# [Exercise directions]
Rewrite everything from the start of the material down to the line containing "- y-tick-label: 15: [5, 741, 25, 761]", replacing "legend-label" with "key-label" and changing nothing else.

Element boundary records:

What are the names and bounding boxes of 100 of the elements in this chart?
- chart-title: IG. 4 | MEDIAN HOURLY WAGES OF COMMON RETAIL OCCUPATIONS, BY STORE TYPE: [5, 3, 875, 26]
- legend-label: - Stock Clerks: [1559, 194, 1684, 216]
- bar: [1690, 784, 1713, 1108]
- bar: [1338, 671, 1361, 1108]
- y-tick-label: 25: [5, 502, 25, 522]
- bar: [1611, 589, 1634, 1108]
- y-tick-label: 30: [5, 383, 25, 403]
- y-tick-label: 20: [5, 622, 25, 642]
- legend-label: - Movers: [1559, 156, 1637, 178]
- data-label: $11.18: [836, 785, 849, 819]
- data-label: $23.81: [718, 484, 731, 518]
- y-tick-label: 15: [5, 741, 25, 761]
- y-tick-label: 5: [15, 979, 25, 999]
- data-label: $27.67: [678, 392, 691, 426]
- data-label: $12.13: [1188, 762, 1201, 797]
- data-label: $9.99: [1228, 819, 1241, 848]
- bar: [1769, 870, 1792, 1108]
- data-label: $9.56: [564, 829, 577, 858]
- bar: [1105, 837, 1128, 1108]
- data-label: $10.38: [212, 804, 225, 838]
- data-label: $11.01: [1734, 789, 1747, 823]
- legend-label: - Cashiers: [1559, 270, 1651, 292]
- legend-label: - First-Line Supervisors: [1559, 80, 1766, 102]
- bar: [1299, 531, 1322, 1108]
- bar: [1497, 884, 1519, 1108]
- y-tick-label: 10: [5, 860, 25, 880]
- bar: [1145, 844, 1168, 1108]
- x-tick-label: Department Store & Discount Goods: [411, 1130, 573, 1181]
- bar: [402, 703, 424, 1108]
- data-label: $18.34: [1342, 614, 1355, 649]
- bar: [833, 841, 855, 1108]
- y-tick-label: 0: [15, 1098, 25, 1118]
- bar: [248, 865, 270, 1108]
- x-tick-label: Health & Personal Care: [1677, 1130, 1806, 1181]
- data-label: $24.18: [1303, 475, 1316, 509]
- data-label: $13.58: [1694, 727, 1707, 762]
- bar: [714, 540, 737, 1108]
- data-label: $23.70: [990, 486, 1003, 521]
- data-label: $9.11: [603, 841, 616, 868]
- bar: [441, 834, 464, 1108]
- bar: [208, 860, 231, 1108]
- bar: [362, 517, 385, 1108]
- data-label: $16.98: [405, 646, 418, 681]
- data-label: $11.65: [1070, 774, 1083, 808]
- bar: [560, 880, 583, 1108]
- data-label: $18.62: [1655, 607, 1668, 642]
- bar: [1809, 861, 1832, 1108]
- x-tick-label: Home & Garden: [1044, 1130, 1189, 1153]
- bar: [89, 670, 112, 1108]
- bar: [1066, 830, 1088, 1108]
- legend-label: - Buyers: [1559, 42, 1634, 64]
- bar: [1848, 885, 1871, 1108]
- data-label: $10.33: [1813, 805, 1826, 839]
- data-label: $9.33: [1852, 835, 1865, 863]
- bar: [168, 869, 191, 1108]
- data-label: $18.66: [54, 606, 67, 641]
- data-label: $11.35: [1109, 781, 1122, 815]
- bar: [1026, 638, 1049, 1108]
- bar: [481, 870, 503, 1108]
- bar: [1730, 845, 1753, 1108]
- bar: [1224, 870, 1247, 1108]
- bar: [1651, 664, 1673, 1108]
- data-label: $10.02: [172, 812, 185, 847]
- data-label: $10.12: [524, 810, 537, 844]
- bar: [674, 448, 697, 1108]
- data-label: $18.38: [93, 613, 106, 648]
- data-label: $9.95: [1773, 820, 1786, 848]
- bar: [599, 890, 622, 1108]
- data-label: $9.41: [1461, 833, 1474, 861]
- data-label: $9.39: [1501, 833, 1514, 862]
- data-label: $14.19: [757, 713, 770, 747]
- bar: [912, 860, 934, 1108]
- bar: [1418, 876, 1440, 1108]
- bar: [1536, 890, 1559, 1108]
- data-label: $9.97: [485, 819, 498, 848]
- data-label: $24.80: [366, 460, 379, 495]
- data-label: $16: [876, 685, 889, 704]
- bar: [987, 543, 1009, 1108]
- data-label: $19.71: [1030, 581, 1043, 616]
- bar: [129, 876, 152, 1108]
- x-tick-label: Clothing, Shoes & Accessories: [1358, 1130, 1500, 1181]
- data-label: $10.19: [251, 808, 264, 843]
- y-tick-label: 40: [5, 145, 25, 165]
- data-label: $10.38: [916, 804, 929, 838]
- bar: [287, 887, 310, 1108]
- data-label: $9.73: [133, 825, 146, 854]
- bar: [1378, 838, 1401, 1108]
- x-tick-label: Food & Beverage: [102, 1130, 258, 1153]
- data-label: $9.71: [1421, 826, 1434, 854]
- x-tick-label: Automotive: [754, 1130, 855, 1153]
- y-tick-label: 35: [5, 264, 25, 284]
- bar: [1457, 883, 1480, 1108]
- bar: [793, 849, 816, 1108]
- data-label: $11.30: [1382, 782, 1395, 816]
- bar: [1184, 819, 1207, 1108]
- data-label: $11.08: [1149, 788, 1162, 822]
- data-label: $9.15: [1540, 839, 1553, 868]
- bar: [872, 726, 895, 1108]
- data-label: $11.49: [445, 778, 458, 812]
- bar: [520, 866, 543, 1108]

# [Finished task]
What are the names and bounding boxes of 100 of the elements in this chart?
- chart-title: IG. 4 | MEDIAN HOURLY WAGES OF COMMON RETAIL OCCUPATIONS, BY STORE TYPE: [5, 3, 875, 26]
- key-label: - Stock Clerks: [1559, 194, 1684, 216]
- bar: [1690, 784, 1713, 1108]
- bar: [1338, 671, 1361, 1108]
- y-tick-label: 25: [5, 502, 25, 522]
- bar: [1611, 589, 1634, 1108]
- y-tick-label: 30: [5, 383, 25, 403]
- y-tick-label: 20: [5, 622, 25, 642]
- key-label: - Movers: [1559, 156, 1637, 178]
- data-label: $11.18: [836, 785, 849, 819]
- data-label: $23.81: [718, 484, 731, 518]
- y-tick-label: 15: [5, 741, 25, 761]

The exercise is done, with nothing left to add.